Directions
Pull every line containing "JSON" from the entries.

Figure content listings

====================

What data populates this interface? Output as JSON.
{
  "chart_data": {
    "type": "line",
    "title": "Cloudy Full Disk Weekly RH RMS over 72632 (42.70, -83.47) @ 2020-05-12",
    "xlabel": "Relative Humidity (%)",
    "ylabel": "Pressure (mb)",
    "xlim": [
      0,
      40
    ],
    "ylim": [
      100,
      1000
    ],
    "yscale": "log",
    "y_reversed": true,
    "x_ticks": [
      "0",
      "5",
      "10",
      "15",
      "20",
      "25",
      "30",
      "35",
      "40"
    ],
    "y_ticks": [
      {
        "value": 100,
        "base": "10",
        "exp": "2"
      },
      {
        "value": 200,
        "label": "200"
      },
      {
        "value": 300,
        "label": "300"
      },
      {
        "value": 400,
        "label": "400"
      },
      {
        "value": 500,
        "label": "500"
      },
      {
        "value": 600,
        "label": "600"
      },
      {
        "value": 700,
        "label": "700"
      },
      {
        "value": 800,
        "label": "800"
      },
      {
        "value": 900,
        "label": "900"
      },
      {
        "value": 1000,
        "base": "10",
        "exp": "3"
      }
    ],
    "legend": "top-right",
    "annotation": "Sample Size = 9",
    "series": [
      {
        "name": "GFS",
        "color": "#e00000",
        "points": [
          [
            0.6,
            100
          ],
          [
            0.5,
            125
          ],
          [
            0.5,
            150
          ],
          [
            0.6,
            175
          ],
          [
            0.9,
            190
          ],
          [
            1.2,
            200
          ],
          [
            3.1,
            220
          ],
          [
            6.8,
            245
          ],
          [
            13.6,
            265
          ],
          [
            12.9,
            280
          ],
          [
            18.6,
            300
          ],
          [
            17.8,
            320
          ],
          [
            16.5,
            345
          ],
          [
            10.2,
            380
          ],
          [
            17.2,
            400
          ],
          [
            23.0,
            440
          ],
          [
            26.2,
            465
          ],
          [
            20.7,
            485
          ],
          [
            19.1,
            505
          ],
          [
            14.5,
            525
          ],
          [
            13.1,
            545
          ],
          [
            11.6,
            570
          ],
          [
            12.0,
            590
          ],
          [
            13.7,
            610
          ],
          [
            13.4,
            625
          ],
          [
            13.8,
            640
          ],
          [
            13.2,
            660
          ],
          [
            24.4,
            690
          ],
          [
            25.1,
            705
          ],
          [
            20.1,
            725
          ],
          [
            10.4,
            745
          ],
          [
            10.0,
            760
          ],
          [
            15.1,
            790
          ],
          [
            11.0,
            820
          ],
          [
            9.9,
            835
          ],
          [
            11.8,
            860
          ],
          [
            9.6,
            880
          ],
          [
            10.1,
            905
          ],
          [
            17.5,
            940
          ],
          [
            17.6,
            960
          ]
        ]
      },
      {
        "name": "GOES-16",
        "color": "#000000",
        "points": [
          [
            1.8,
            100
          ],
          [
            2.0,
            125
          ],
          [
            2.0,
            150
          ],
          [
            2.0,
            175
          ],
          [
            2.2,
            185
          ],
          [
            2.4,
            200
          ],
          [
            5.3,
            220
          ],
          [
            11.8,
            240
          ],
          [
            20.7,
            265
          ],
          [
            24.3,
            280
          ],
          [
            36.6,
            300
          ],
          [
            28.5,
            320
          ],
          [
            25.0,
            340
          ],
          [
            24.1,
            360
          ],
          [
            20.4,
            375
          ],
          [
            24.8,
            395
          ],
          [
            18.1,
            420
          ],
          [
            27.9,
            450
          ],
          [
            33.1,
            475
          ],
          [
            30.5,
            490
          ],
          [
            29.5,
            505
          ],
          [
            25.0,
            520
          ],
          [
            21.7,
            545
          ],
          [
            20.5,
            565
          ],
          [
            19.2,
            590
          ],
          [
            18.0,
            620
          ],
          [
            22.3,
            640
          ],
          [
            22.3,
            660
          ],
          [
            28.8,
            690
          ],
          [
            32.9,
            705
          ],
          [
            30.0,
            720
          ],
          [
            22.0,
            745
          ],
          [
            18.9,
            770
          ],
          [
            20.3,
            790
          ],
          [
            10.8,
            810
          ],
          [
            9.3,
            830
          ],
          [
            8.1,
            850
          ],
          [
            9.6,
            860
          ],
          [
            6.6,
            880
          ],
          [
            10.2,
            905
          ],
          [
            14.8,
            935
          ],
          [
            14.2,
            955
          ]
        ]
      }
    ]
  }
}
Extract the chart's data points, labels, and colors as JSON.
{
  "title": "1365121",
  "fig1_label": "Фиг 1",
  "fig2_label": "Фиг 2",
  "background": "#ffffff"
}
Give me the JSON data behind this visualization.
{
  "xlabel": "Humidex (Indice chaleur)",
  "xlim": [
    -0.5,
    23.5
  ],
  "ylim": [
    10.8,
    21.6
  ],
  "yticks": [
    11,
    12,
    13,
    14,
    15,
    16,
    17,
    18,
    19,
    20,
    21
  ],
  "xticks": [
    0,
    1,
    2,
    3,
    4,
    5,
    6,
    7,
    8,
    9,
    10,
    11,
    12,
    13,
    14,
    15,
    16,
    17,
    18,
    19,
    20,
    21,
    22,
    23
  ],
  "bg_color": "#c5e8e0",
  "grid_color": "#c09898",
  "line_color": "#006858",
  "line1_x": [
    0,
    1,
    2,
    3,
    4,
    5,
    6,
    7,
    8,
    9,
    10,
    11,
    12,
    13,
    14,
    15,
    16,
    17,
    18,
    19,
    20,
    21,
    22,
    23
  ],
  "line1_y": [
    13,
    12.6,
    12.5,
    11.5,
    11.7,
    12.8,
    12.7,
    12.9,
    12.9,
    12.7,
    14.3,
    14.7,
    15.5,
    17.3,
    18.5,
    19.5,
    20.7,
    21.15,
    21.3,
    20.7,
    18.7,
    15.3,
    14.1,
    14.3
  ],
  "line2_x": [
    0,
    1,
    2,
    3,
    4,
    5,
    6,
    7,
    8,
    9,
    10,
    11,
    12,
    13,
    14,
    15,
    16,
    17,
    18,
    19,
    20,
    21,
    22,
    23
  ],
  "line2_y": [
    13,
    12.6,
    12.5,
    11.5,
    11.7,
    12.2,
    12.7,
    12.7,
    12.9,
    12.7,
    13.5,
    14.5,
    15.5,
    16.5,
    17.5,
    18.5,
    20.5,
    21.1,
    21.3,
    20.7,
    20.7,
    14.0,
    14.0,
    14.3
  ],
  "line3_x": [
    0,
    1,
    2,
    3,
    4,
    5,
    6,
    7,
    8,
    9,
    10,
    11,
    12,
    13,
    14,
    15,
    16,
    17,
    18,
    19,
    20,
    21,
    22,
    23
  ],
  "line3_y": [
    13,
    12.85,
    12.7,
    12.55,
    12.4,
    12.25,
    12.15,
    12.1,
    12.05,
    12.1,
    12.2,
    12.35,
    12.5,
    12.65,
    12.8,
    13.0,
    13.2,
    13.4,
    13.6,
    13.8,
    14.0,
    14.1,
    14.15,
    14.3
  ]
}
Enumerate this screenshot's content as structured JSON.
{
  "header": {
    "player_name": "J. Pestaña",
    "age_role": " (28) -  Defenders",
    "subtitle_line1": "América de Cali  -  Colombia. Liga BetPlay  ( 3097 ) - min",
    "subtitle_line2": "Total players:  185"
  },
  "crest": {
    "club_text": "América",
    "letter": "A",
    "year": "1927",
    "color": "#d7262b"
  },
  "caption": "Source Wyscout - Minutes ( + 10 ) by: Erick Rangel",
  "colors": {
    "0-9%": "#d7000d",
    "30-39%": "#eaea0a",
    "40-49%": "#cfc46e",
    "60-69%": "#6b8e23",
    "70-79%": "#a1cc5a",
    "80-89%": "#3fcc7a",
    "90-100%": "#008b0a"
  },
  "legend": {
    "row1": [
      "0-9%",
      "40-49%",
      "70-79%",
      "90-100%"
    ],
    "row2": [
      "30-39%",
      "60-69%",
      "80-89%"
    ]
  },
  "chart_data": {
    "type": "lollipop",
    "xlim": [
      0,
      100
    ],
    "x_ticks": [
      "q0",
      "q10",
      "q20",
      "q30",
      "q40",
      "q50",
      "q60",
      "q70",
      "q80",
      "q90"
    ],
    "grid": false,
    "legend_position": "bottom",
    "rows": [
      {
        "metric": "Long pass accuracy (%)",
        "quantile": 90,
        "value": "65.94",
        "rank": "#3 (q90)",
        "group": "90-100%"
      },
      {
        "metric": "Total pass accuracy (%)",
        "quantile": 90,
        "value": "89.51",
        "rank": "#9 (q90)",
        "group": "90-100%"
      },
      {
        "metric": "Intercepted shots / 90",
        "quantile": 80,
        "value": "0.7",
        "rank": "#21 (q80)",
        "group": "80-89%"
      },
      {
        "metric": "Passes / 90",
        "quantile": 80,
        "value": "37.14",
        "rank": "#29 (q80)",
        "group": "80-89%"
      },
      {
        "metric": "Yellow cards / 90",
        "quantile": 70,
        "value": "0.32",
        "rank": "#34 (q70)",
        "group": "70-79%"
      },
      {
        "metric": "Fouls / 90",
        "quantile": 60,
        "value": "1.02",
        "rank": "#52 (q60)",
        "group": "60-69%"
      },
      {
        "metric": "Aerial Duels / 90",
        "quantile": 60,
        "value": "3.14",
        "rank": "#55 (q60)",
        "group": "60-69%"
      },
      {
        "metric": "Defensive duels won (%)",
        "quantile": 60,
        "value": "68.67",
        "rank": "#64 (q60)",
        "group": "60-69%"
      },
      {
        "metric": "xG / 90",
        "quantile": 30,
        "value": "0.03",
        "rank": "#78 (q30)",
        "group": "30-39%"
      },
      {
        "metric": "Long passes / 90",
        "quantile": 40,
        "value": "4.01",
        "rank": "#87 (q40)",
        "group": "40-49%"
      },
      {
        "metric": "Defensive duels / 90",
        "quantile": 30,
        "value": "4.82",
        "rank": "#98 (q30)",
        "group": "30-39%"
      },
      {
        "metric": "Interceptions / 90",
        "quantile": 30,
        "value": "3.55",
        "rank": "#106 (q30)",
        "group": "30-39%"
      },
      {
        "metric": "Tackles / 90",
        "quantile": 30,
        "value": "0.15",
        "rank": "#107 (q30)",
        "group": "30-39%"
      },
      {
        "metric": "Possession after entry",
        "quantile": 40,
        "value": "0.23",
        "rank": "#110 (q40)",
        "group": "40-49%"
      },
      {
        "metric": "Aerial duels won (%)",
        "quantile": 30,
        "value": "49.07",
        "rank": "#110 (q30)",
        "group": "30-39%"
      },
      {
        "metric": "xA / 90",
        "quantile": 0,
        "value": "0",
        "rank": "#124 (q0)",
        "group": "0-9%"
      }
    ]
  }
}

====================

Task response
What data populates this interface? Output as JSON.
Extract the chart's data points, labels, and colors as JSON.
Give me the JSON data behind this visualization.
Enumerate this screenshot's content as structured JSON.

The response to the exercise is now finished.